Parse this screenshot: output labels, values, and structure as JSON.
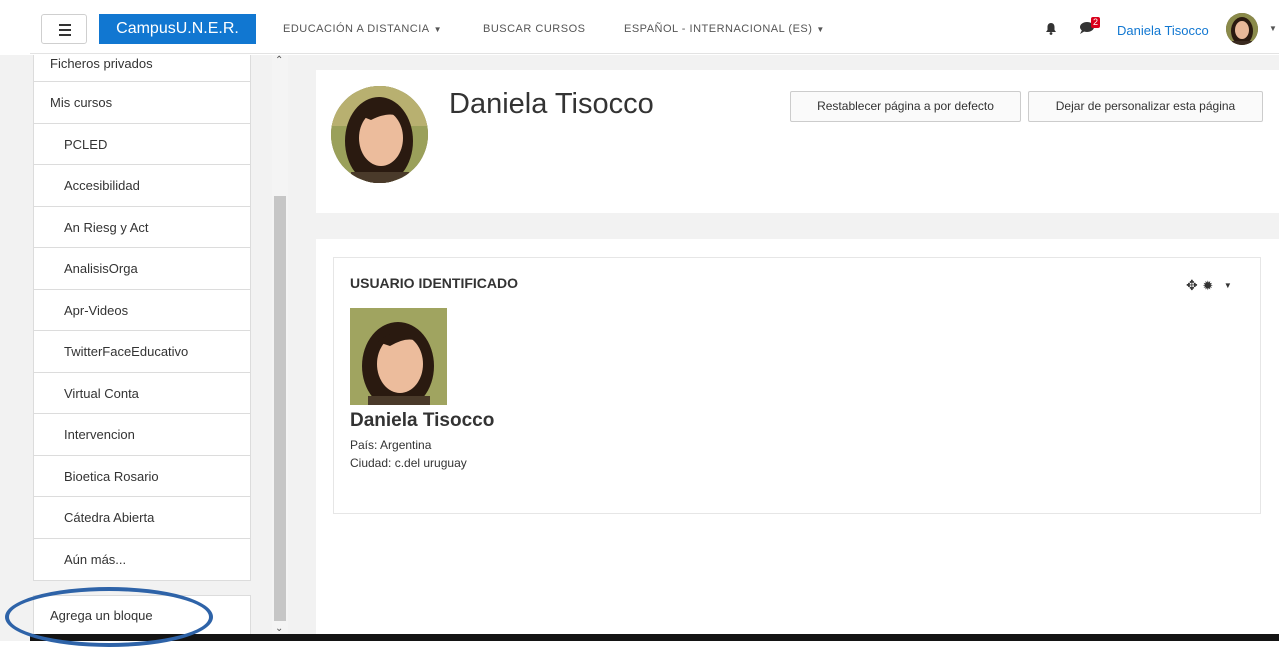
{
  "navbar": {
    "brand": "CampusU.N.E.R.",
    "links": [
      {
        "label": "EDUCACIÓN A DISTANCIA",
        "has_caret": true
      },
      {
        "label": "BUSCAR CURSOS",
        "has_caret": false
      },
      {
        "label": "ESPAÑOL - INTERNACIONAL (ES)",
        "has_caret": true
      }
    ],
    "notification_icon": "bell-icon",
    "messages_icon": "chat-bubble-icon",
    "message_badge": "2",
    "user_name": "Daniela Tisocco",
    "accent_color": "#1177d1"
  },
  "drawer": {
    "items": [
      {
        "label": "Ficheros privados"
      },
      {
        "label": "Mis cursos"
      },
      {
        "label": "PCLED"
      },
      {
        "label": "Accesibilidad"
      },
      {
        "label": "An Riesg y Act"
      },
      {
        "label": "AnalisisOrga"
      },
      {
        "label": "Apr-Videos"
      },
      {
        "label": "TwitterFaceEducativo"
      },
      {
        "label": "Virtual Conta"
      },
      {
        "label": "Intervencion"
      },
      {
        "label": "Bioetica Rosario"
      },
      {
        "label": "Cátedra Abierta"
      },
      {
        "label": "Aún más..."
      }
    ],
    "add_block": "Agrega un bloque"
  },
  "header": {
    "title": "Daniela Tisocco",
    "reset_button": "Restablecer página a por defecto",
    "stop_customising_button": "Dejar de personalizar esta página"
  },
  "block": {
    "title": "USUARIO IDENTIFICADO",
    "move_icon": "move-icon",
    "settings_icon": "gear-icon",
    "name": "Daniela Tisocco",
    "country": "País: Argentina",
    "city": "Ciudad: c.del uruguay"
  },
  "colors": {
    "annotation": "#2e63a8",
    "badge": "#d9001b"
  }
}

--

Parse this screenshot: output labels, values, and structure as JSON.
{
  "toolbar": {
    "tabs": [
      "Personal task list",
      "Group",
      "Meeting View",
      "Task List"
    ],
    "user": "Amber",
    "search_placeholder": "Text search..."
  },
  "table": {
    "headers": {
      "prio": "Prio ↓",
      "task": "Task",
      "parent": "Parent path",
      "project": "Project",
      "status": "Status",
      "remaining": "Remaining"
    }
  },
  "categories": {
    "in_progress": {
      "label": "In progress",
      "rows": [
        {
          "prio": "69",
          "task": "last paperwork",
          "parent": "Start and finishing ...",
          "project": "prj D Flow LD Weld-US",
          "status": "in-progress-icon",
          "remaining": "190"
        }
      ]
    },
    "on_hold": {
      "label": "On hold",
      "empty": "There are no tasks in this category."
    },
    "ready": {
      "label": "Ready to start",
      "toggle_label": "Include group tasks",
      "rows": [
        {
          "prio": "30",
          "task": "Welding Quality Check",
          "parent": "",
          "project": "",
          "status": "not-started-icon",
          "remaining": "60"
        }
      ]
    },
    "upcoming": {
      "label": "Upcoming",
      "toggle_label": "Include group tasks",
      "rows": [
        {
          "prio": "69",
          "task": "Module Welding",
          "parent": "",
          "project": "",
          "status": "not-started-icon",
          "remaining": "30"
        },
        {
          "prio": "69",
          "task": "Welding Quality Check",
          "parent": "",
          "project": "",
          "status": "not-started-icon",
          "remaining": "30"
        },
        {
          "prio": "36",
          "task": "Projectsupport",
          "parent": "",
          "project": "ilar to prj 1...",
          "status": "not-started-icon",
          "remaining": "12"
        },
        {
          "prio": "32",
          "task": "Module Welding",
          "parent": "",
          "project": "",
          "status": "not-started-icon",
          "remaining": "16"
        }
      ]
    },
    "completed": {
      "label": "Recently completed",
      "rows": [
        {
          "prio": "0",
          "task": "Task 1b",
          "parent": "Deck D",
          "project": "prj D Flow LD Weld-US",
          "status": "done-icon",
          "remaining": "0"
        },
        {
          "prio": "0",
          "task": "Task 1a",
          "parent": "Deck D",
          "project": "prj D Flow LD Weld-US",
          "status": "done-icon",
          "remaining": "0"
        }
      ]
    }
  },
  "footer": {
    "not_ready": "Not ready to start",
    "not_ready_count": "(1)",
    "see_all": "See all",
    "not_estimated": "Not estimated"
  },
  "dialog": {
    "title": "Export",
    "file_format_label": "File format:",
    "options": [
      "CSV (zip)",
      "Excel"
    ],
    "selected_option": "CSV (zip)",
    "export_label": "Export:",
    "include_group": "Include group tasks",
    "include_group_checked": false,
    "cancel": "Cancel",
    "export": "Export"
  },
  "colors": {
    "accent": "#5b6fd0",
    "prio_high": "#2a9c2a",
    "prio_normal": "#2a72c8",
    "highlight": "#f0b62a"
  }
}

WHAT IS BEING ASKED: Find each line in the records holding the string "Daniela" and show it.

SOLUTION BELOW:
    "user_name": "Daniela Tisocco",
    "title": "Daniela Tisocco",
    "name": "Daniela Tisocco",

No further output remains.